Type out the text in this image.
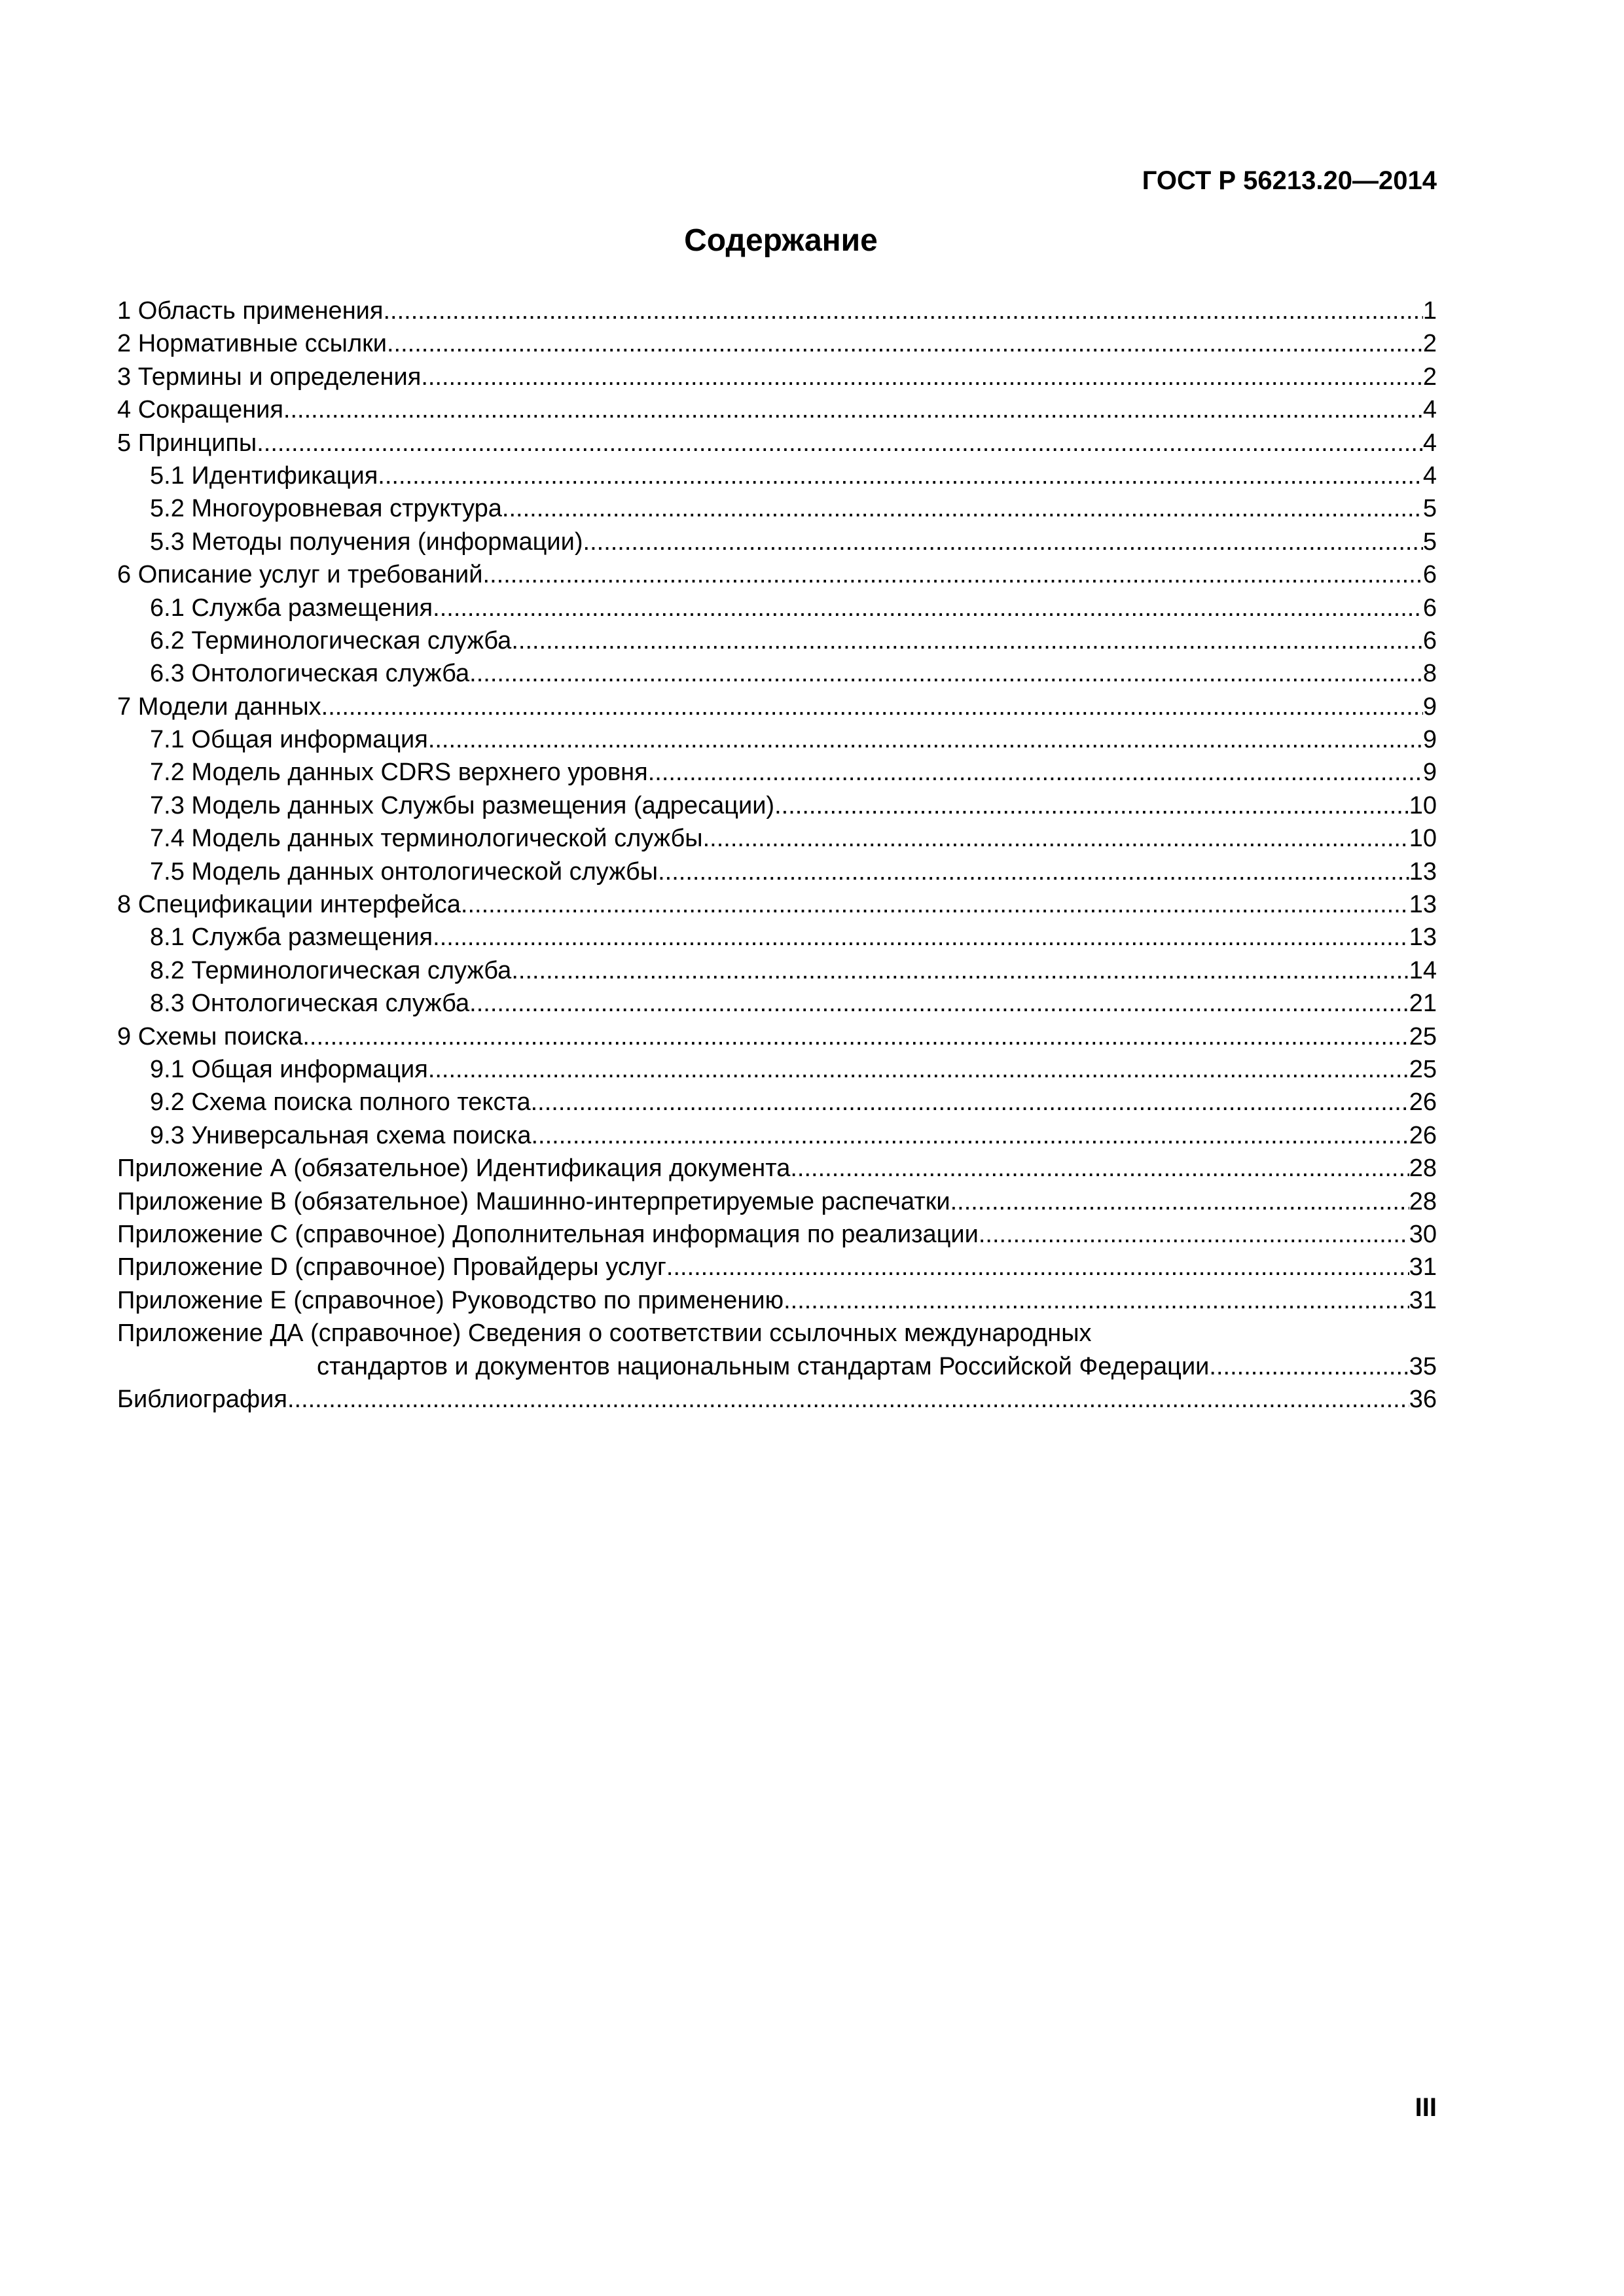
ГОСТ Р 56213.20—2014
Содержание
1 Область применения .....	1
2 Нормативные ссылки .....	2
3 Термины и определения .....	2
4 Сокращения .....	4
5 Принципы .....	4
5.1 Идентификация .....	4
5.2 Многоуровневая структура .....	5
5.3 Методы получения (информации) .....	5
6 Описание услуг и требований .....	6
6.1 Служба размещения .....	6
6.2 Терминологическая служба .....	6
6.3 Онтологическая служба .....	8
7 Модели данных .....	9
7.1 Общая информация .....	9
7.2 Модель данных CDRS верхнего уровня .....	9
7.3 Модель данных Службы размещения (адресации) .....	10
7.4 Модель данных терминологической службы .....	10
7.5 Модель данных онтологической службы .....	13
8 Спецификации интерфейса .....	13
8.1 Служба размещения .....	13
8.2 Терминологическая служба .....	14
8.3 Онтологическая служба .....	21
9 Схемы поиска .....	25
9.1 Общая информация .....	25
9.2 Схема поиска полного текста .....	26
9.3 Универсальная схема поиска .....	26
Приложение А (обязательное) Идентификация документа .....	28
Приложение В (обязательное) Машинно-интерпретируемые распечатки .....	28
Приложение С (справочное) Дополнительная информация по реализации .....	30
Приложение D (справочное) Провайдеры услуг .....	31
Приложение Е (справочное) Руководство по применению .....	31
Приложение ДА (справочное) Сведения о соответствии ссылочных международных
стандартов и документов национальным стандартам Российской Федерации .....	35
Библиография .....	36
III
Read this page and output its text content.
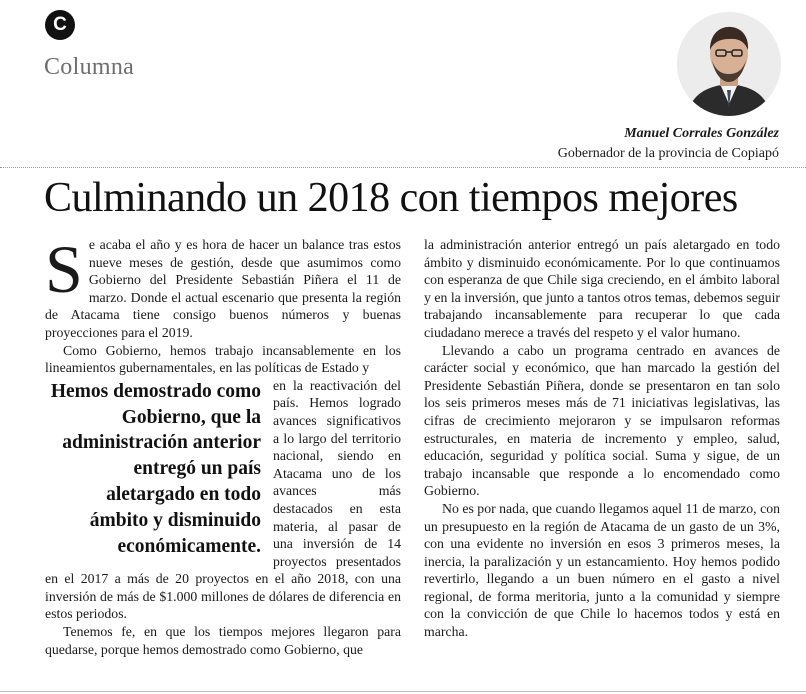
C
Columna
Manuel Corrales González
Gobernador de la provincia de Copiapó
Culminando un 2018 con tiempos mejores

Se acaba el año y es hora de hacer un balance tras estos nueve meses de gestión, desde que asumimos como Gobierno del Presidente Sebastián Piñera el 11 de marzo. Donde el actual escenario que presenta la región de Atacama tiene consigo buenos números y buenas proyecciones para el 2019.

Como Gobierno, hemos trabajo incansablemente en los lineamientos gubernamentales, en las políticas de Estado y

Hemos demostrado como Gobierno, que la administración anterior entregó un país aletargado en todo ámbito y disminuido económicamente.
en la reactivación del país. Hemos logrado avances significativos a lo largo del territorio nacional, siendo en Atacama uno de los avances más destacados en esta materia, al pasar de una inversión de 14 proyectos presentados en el 2017 a más de 20 proyectos en el año 2018, con una inversión de más de $1.000 millones de dólares de diferencia en estos periodos.

Tenemos fe, en que los tiempos mejores llegaron para quedarse, porque hemos demostrado como Gobierno, que

la administración anterior entregó un país aletargado en todo ámbito y disminuido económicamente. Por lo que continuamos con esperanza de que Chile siga creciendo, en el ámbito laboral y en la inversión, que junto a tantos otros temas, debemos seguir trabajando incansablemente para recuperar lo que cada ciudadano merece a través del respeto y el valor humano.

Llevando a cabo un programa centrado en avances de carácter social y económico, que han marcado la gestión del Presidente Sebastián Piñera, donde se presentaron en tan solo los seis primeros meses más de 71 iniciativas legislativas, las cifras de crecimiento mejoraron y se impulsaron reformas estructurales, en materia de incremento y empleo, salud, educación, seguridad y política social. Suma y sigue, de un trabajo incansable que responde a lo encomendado como Gobierno.

No es por nada, que cuando llegamos aquel 11 de marzo, con un presupuesto en la región de Atacama de un gasto de un 3%, con una evidente no inversión en esos 3 primeros meses, la inercia, la paralización y un estancamiento. Hoy hemos podido revertirlo, llegando a un buen número en el gasto a nivel regional, de forma meritoria, junto a la comunidad y siempre con la convicción de que Chile lo hacemos todos y está en marcha.
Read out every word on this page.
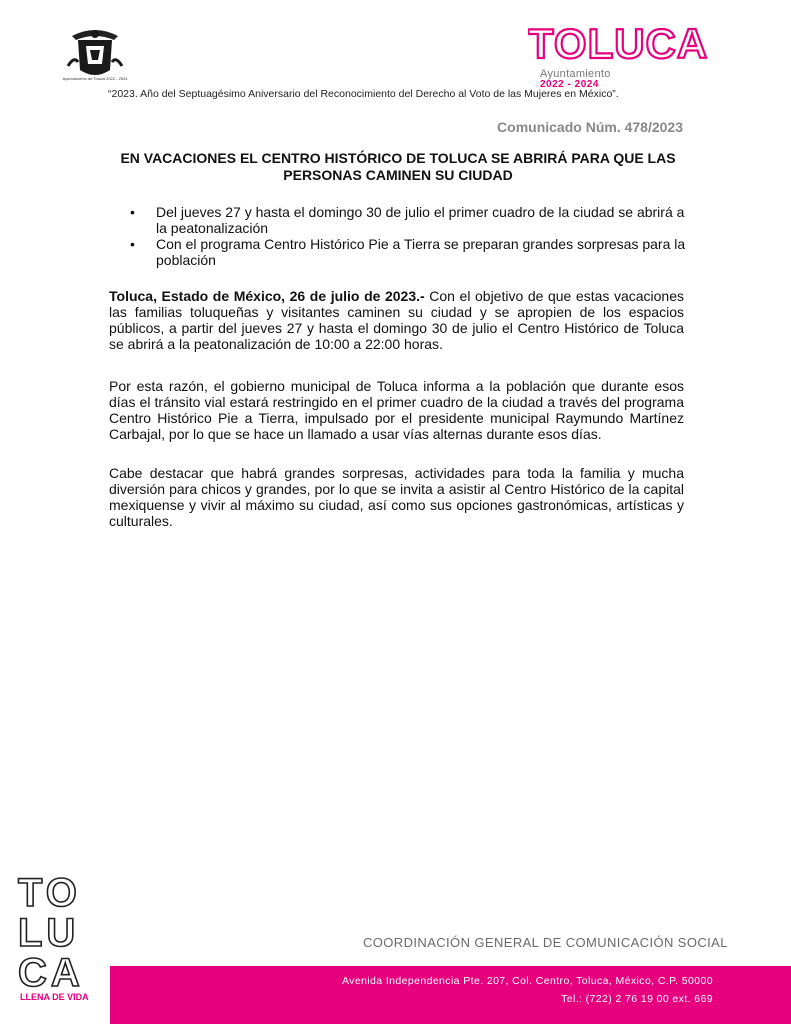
Ayuntamiento de Toluca 2022 - 2024
TOLUCA
Ayuntamiento
2022 - 2024
“2023. Año del Septuagésimo Aniversario del Reconocimiento del Derecho al Voto de las Mujeres en México”.
Comunicado Núm. 478/2023
EN VACACIONES EL CENTRO HISTÓRICO DE TOLUCA SE ABRIRÁ PARA QUE LAS PERSONAS CAMINEN SU CIUDAD
• Del jueves 27 y hasta el domingo 30 de julio el primer cuadro de la ciudad se abrirá a la peatonalización
• Con el programa Centro Histórico Pie a Tierra se preparan grandes sorpresas para la población

Toluca, Estado de México, 26 de julio de 2023.- Con el objetivo de que estas vacaciones las familias toluqueñas y visitantes caminen su ciudad y se apropien de los espacios públicos, a partir del jueves 27 y hasta el domingo 30 de julio el Centro Histórico de Toluca se abrirá a la peatonalización de 10:00 a 22:00 horas.

Por esta razón, el gobierno municipal de Toluca informa a la población que durante esos días el tránsito vial estará restringido en el primer cuadro de la ciudad a través del programa Centro Histórico Pie a Tierra, impulsado por el presidente municipal Raymundo Martínez Carbajal, por lo que se hace un llamado a usar vías alternas durante esos días.

Cabe destacar que habrá grandes sorpresas, actividades para toda la familia y mucha diversión para chicos y grandes, por lo que se invita a asistir al Centro Histórico de la capital mexiquense y vivir al máximo su ciudad, así como sus opciones gastronómicas, artísticas y culturales.

TO
LU
CA
LLENA DE VIDA
COORDINACIÓN GENERAL DE COMUNICACIÓN SOCIAL
Avenida Independencia Pte. 207, Col. Centro, Toluca, México, C.P. 50000
Tel.: (722) 2 76 19 00 ext. 669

[AIM OF THE TASK]
Repeat the material verbatim. Do not carry over any picture.

[COMPLETE RESPONSE]
Type out the text in this image.
ГОСТ Р 56213.20—2014
Содержание
1 Область применения .....	1
2 Нормативные ссылки .....	2
3 Термины и определения .....	2
4 Сокращения .....	4
5 Принципы .....	4
5.1 Идентификация .....	4
5.2 Многоуровневая структура .....	5
5.3 Методы получения (информации) .....	5
6 Описание услуг и требований .....	6
6.1 Служба размещения .....	6
6.2 Терминологическая служба .....	6
6.3 Онтологическая служба .....	8
7 Модели данных .....	9
7.1 Общая информация .....	9
7.2 Модель данных CDRS верхнего уровня .....	9
7.3 Модель данных Службы размещения (адресации) .....	10
7.4 Модель данных терминологической службы .....	10
7.5 Модель данных онтологической службы .....	13
8 Спецификации интерфейса .....	13
8.1 Служба размещения .....	13
8.2 Терминологическая служба .....	14
8.3 Онтологическая служба .....	21
9 Схемы поиска .....	25
9.1 Общая информация .....	25
9.2 Схема поиска полного текста .....	26
9.3 Универсальная схема поиска .....	26
Приложение А (обязательное) Идентификация документа .....	28
Приложение В (обязательное) Машинно-интерпретируемые распечатки .....	28
Приложение С (справочное) Дополнительная информация по реализации .....	30
Приложение D (справочное) Провайдеры услуг .....	31
Приложение Е (справочное) Руководство по применению .....	31
Приложение ДА (справочное) Сведения о соответствии ссылочных международных
стандартов и документов национальным стандартам Российской Федерации .....	35
Библиография .....	36
III
Read this page and output its text content.
C
Columna
Manuel Corrales González
Gobernador de la provincia de Copiapó
Culminando un 2018 con tiempos mejores

Se acaba el año y es hora de hacer un balance tras estos nueve meses de gestión, desde que asumimos como Gobierno del Presidente Sebastián Piñera el 11 de marzo. Donde el actual escenario que presenta la región de Atacama tiene consigo buenos números y buenas proyecciones para el 2019.

Como Gobierno, hemos trabajo incansablemente en los lineamientos gubernamentales, en las políticas de Estado y

Hemos demostrado como Gobierno, que la administración anterior entregó un país aletargado en todo ámbito y disminuido económicamente.
en la reactivación del país. Hemos logrado avances significativos a lo largo del territorio nacional, siendo en Atacama uno de los avances más destacados en esta materia, al pasar de una inversión de 14 proyectos presentados en el 2017 a más de 20 proyectos en el año 2018, con una inversión de más de $1.000 millones de dólares de diferencia en estos periodos.

Tenemos fe, en que los tiempos mejores llegaron para quedarse, porque hemos demostrado como Gobierno, que

la administración anterior entregó un país aletargado en todo ámbito y disminuido económicamente. Por lo que continuamos con esperanza de que Chile siga creciendo, en el ámbito laboral y en la inversión, que junto a tantos otros temas, debemos seguir trabajando incansablemente para recuperar lo que cada ciudadano merece a través del respeto y el valor humano.

Llevando a cabo un programa centrado en avances de carácter social y económico, que han marcado la gestión del Presidente Sebastián Piñera, donde se presentaron en tan solo los seis primeros meses más de 71 iniciativas legislativas, las cifras de crecimiento mejoraron y se impulsaron reformas estructurales, en materia de incremento y empleo, salud, educación, seguridad y política social. Suma y sigue, de un trabajo incansable que responde a lo encomendado como Gobierno.

No es por nada, que cuando llegamos aquel 11 de marzo, con un presupuesto en la región de Atacama de un gasto de un 3%, con una evidente no inversión en esos 3 primeros meses, la inercia, la paralización y un estancamiento. Hoy hemos podido revertirlo, llegando a un buen número en el gasto a nivel regional, de forma meritoria, junto a la comunidad y siempre con la convicción de que Chile lo hacemos todos y está en marcha.
Read out every word on this page.
Ayuntamiento de Toluca 2022 - 2024
TOLUCA
Ayuntamiento
2022 - 2024
“2023. Año del Septuagésimo Aniversario del Reconocimiento del Derecho al Voto de las Mujeres en México”.
Comunicado Núm. 478/2023
EN VACACIONES EL CENTRO HISTÓRICO DE TOLUCA SE ABRIRÁ PARA QUE LAS PERSONAS CAMINEN SU CIUDAD
• Del jueves 27 y hasta el domingo 30 de julio el primer cuadro de la ciudad se abrirá a la peatonalización
• Con el programa Centro Histórico Pie a Tierra se preparan grandes sorpresas para la población

Toluca, Estado de México, 26 de julio de 2023.- Con el objetivo de que estas vacaciones las familias toluqueñas y visitantes caminen su ciudad y se apropien de los espacios públicos, a partir del jueves 27 y hasta el domingo 30 de julio el Centro Histórico de Toluca se abrirá a la peatonalización de 10:00 a 22:00 horas.

Por esta razón, el gobierno municipal de Toluca informa a la población que durante esos días el tránsito vial estará restringido en el primer cuadro de la ciudad a través del programa Centro Histórico Pie a Tierra, impulsado por el presidente municipal Raymundo Martínez Carbajal, por lo que se hace un llamado a usar vías alternas durante esos días.

Cabe destacar que habrá grandes sorpresas, actividades para toda la familia y mucha diversión para chicos y grandes, por lo que se invita a asistir al Centro Histórico de la capital mexiquense y vivir al máximo su ciudad, así como sus opciones gastronómicas, artísticas y culturales.

TO
LU
CA
LLENA DE VIDA
COORDINACIÓN GENERAL DE COMUNICACIÓN SOCIAL
Avenida Independencia Pte. 207, Col. Centro, Toluca, México, C.P. 50000
Tel.: (722) 2 76 19 00 ext. 669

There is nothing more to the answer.